**GOAL**: Work out how many lines hold "Académie". Give the number and nothing else.

==== SUPPLIED RECORDS

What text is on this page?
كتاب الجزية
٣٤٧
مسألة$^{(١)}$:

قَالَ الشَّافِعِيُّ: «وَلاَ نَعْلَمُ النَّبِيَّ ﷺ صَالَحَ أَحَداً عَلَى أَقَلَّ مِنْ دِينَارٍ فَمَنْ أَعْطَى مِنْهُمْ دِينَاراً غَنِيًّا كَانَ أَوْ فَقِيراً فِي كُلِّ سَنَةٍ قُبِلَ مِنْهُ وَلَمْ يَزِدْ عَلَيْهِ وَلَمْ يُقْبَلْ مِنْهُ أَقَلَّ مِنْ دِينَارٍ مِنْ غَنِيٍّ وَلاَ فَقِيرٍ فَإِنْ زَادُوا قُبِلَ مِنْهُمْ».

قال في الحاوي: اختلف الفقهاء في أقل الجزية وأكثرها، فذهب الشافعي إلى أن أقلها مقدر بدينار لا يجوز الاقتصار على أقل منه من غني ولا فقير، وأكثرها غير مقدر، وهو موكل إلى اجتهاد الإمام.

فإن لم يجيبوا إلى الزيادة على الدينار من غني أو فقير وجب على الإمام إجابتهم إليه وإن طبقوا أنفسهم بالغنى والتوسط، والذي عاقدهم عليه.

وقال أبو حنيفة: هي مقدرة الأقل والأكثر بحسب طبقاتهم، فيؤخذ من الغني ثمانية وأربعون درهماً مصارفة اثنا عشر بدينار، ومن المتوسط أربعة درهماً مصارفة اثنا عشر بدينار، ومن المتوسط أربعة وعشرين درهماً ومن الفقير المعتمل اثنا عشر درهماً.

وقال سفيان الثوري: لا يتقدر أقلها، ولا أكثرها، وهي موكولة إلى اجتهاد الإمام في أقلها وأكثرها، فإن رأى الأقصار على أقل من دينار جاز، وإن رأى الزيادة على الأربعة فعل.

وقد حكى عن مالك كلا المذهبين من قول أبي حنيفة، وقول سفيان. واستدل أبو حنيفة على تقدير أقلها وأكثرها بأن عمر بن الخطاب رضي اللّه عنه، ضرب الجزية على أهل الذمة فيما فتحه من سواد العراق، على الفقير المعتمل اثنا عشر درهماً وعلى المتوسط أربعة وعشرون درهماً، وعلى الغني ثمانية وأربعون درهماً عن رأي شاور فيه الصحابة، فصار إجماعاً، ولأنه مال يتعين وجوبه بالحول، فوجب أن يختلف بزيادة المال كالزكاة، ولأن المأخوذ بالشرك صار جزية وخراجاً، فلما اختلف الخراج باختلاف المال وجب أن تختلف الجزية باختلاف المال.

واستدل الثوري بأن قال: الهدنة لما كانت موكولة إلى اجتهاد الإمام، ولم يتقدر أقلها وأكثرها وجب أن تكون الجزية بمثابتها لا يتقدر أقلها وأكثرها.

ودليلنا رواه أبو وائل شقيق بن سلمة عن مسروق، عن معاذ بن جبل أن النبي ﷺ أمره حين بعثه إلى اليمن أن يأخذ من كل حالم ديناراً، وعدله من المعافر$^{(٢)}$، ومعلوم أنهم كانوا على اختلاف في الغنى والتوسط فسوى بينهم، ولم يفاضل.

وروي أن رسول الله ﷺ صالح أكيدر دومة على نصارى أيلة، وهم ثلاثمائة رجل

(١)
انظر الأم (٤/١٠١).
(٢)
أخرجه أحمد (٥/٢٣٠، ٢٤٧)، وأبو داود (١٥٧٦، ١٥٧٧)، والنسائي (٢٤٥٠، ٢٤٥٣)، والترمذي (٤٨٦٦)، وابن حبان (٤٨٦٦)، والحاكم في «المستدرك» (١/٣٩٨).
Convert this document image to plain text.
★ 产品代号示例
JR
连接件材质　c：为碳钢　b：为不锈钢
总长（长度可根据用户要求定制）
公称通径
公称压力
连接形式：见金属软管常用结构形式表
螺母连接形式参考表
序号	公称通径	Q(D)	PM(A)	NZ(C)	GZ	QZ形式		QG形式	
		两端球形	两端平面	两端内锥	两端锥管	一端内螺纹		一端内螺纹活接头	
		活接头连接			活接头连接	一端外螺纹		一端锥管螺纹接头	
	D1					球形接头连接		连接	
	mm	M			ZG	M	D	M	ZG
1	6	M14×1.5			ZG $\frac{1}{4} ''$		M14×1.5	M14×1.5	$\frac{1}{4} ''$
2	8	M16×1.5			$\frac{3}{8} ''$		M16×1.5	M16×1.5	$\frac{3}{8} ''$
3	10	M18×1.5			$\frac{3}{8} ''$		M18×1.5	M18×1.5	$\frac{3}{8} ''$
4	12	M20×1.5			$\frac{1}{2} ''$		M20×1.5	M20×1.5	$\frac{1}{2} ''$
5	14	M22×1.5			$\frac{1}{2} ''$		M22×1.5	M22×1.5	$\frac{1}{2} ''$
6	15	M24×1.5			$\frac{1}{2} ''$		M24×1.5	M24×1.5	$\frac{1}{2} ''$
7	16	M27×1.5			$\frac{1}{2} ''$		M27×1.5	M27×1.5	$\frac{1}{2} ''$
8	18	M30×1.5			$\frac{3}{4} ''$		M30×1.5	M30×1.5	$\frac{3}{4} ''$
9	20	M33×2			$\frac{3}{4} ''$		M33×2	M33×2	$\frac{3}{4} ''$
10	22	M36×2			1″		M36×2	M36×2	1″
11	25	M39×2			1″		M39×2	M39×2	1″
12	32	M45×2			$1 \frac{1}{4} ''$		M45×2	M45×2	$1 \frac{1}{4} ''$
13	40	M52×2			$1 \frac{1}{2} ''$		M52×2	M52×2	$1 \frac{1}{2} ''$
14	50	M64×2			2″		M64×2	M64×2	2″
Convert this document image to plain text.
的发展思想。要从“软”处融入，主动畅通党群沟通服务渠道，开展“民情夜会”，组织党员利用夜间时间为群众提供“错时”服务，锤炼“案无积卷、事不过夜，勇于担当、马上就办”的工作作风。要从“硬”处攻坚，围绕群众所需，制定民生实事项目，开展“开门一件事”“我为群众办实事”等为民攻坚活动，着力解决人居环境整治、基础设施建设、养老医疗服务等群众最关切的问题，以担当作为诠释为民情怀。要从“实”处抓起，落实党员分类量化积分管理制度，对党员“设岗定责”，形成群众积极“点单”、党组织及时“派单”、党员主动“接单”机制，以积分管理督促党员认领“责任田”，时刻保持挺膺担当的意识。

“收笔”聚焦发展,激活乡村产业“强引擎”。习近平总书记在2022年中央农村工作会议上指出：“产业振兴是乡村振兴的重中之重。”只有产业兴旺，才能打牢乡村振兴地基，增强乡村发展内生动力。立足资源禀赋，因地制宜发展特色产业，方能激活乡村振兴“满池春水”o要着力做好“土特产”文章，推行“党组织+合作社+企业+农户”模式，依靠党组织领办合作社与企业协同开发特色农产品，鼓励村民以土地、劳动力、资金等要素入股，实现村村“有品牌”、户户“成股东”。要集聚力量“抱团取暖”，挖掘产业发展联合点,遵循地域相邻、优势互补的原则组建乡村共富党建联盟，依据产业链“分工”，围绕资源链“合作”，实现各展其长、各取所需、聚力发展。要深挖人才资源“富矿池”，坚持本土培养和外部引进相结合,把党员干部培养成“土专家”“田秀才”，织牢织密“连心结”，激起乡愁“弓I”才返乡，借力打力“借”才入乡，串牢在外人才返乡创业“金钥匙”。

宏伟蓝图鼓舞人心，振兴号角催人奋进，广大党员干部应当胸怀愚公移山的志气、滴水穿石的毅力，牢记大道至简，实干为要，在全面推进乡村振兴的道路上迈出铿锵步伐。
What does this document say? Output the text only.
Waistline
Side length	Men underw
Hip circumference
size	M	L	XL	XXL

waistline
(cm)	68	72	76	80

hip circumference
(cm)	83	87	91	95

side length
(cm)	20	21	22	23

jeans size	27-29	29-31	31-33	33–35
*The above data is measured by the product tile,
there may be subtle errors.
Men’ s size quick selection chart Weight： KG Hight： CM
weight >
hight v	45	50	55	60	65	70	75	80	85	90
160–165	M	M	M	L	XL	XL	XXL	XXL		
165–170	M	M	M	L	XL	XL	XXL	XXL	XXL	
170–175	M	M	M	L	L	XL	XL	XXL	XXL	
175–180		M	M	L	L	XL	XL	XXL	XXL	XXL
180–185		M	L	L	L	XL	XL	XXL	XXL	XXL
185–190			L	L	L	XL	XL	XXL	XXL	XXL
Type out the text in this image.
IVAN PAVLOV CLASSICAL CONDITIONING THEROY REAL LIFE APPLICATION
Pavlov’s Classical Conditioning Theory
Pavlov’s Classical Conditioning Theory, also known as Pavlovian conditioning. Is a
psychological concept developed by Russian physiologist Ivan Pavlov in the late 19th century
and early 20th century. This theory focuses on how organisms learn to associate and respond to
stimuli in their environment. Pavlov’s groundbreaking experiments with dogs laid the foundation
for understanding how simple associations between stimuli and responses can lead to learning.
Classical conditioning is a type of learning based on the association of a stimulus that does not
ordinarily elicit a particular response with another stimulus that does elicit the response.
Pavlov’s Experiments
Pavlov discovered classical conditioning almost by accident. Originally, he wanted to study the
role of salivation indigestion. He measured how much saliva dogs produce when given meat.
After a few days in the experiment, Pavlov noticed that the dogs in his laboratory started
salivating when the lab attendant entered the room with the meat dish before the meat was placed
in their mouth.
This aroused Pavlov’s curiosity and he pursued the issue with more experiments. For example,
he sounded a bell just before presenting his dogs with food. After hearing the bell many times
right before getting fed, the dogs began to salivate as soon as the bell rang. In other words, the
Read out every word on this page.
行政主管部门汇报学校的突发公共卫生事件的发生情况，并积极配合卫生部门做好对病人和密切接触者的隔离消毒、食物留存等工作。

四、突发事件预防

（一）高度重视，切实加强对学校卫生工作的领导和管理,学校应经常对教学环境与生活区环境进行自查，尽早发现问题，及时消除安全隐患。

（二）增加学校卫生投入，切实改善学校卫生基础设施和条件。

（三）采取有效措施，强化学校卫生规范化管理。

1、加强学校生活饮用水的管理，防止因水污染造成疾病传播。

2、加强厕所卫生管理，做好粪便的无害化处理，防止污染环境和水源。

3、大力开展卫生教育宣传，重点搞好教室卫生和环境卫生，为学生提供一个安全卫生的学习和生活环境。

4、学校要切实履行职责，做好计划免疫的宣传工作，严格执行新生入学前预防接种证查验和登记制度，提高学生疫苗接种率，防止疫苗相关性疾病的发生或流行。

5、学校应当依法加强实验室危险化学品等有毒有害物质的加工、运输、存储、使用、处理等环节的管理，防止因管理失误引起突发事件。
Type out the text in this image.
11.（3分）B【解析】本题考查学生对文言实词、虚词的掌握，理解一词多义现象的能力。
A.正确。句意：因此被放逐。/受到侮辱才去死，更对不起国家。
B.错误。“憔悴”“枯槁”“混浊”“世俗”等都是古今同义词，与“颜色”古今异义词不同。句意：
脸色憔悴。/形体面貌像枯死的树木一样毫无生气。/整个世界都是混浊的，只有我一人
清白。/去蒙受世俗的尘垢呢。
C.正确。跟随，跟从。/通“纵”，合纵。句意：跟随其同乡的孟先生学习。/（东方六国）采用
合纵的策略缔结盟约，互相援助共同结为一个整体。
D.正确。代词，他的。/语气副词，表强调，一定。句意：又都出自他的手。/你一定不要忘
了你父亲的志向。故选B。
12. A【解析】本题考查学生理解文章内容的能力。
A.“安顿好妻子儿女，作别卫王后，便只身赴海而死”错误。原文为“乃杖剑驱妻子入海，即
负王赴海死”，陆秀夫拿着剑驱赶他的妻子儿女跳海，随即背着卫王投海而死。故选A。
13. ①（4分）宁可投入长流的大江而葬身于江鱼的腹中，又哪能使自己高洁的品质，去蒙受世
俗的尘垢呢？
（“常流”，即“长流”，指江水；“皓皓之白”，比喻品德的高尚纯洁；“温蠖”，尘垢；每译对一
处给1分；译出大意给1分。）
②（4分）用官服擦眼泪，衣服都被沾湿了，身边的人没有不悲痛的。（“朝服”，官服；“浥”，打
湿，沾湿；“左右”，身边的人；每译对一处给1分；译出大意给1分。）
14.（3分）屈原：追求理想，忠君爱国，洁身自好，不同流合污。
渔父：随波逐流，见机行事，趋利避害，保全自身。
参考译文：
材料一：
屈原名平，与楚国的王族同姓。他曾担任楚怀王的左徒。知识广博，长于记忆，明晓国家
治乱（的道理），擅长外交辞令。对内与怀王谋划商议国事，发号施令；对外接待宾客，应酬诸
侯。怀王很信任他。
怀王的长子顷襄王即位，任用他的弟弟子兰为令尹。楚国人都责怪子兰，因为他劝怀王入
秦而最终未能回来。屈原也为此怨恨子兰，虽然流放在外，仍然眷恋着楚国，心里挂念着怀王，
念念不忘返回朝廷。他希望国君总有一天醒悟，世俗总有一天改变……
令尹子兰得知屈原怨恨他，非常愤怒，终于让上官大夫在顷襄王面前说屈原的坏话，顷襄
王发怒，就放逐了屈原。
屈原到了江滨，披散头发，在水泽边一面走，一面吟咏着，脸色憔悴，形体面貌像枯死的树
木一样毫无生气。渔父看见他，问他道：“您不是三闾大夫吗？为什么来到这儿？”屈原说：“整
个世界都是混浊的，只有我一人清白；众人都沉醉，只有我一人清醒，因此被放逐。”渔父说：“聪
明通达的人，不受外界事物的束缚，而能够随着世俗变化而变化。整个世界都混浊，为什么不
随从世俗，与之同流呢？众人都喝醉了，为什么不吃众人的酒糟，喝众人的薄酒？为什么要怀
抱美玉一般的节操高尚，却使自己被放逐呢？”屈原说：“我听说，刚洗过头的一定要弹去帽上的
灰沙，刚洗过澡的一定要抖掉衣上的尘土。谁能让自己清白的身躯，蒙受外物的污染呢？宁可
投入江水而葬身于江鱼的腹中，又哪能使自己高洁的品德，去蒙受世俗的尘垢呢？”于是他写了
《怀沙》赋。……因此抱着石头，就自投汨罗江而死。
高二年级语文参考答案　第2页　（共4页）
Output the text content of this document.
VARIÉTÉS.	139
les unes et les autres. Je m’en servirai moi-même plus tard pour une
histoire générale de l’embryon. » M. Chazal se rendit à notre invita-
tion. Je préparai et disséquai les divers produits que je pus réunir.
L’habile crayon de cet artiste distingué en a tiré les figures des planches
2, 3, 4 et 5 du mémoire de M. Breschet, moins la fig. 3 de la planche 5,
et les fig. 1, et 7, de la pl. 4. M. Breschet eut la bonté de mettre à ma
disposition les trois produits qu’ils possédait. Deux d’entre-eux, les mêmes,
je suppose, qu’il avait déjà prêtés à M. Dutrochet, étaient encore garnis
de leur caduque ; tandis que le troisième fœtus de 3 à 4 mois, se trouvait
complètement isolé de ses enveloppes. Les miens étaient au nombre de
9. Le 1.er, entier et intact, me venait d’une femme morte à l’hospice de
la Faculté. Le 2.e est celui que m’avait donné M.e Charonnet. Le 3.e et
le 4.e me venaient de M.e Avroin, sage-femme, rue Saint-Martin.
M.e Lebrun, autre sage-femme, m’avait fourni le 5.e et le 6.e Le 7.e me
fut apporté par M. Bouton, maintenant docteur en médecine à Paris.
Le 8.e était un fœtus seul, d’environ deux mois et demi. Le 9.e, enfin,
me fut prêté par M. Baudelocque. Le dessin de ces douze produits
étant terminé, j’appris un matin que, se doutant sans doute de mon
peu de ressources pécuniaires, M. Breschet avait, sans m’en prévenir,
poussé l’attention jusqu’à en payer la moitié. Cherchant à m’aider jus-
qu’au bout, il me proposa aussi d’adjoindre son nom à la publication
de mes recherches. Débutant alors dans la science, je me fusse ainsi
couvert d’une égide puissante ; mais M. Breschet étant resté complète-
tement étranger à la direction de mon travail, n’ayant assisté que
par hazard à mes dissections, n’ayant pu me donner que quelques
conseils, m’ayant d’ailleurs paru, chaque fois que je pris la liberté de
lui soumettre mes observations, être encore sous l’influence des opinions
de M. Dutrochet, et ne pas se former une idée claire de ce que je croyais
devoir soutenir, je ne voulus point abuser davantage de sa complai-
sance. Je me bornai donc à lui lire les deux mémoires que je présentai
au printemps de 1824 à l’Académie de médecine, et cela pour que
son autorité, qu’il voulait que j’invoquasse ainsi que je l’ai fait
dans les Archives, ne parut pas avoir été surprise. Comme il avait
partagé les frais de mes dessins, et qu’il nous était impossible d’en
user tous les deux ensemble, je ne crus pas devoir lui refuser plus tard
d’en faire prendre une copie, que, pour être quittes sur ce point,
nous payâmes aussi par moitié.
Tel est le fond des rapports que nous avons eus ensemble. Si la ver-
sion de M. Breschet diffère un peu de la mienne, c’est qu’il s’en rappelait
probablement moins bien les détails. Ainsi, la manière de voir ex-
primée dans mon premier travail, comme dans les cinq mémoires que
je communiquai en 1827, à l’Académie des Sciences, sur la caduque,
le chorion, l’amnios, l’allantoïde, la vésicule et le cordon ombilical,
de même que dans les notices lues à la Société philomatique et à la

========

**RESPONSE BELOW**: 2